RECORDS FOR THIS EXERCISE:
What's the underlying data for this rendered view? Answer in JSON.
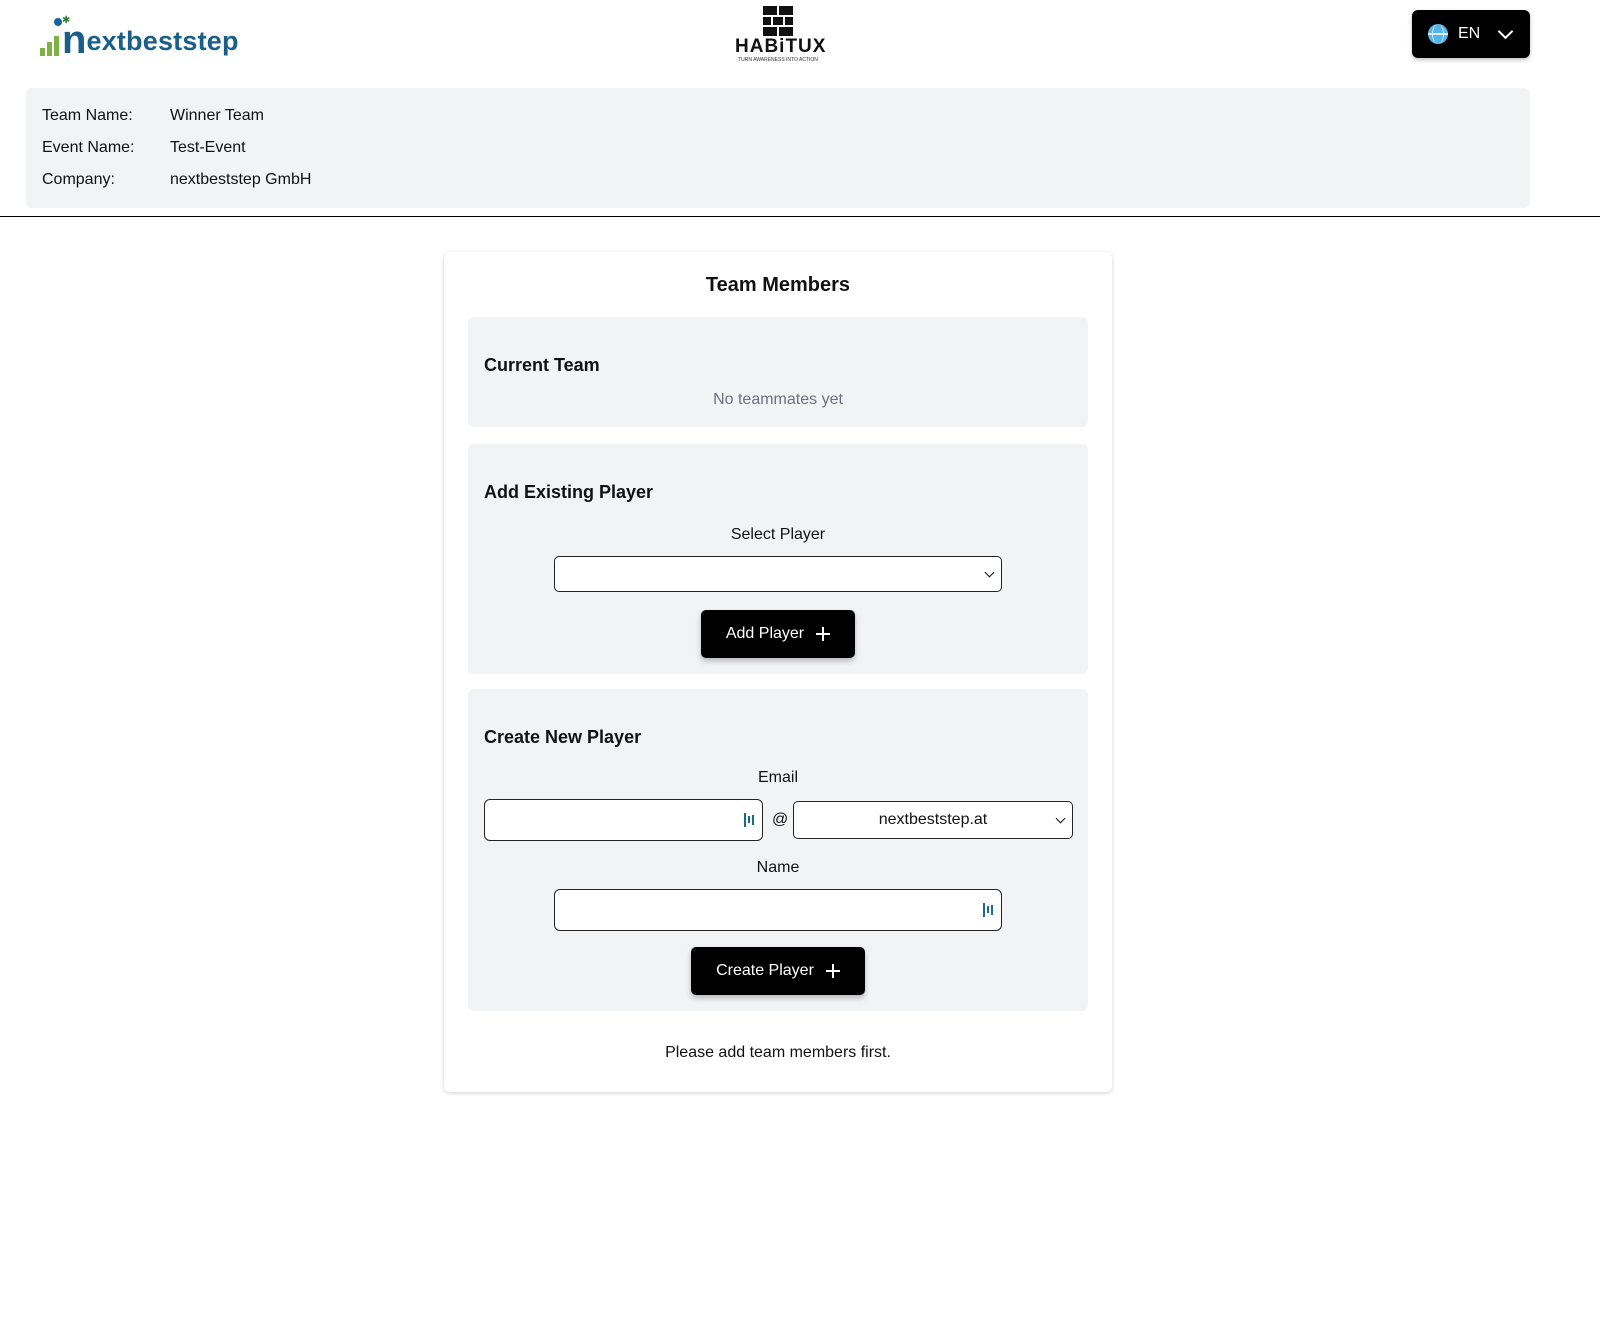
{
  "header": {
    "brand_left_n": "n",
    "brand_left_text": "extbeststep",
    "brand_center_word": "HABiTUX",
    "brand_center_tagline": "TURN AWARENESS INTO ACTION",
    "language": {
      "label": "EN",
      "icon": "globe-icon"
    }
  },
  "info": {
    "team_name_label": "Team Name:",
    "team_name_value": "Winner Team",
    "event_name_label": "Event Name:",
    "event_name_value": "Test-Event",
    "company_label": "Company:",
    "company_value": "nextbeststep GmbH"
  },
  "card": {
    "title": "Team Members",
    "current_team": {
      "title": "Current Team",
      "empty_text": "No teammates yet"
    },
    "add_existing": {
      "title": "Add Existing Player",
      "select_label": "Select Player",
      "selected_value": "",
      "button_label": "Add Player"
    },
    "create_new": {
      "title": "Create New Player",
      "email_label": "Email",
      "email_local_value": "",
      "at_symbol": "@",
      "domain_selected": "nextbeststep.at",
      "name_label": "Name",
      "name_value": "",
      "button_label": "Create Player"
    },
    "footer_message": "Please add team members first."
  },
  "colors": {
    "brand_blue": "#1a5f8a",
    "brand_green": "#7cb342",
    "panel_bg": "#f2f3f5",
    "button_bg": "#000000",
    "muted_text": "#6b7280"
  }
}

DIRECTION:
Transcribe the records above exactly, leaving out every picture.

TASK RESULT:
What's the underlying data for this rendered view? Answer in JSON.
{
  "header": {
    "brand_left_n": "n",
    "brand_left_text": "extbeststep",
    "brand_center_word": "HABiTUX",
    "brand_center_tagline": "TURN AWARENESS INTO ACTION",
    "language": {
      "label": "EN",
      "icon": "globe-icon"
    }
  },
  "info": {
    "team_name_label": "Team Name:",
    "team_name_value": "Winner Team",
    "event_name_label": "Event Name:",
    "event_name_value": "Test-Event",
    "company_label": "Company:",
    "company_value": "nextbeststep GmbH"
  },
  "card": {
    "title": "Team Members",
    "current_team": {
      "title": "Current Team",
      "empty_text": "No teammates yet"
    },
    "add_existing": {
      "title": "Add Existing Player",
      "select_label": "Select Player",
      "selected_value": "",
      "button_label": "Add Player"
    },
    "create_new": {
      "title": "Create New Player",
      "email_label": "Email",
      "email_local_value": "",
      "at_symbol": "@",
      "domain_selected": "nextbeststep.at",
      "name_label": "Name",
      "name_value": "",
      "button_label": "Create Player"
    },
    "footer_message": "Please add team members first."
  },
  "colors": {
    "brand_blue": "#1a5f8a",
    "brand_green": "#7cb342",
    "panel_bg": "#f2f3f5",
    "button_bg": "#000000",
    "muted_text": "#6b7280"
  }
}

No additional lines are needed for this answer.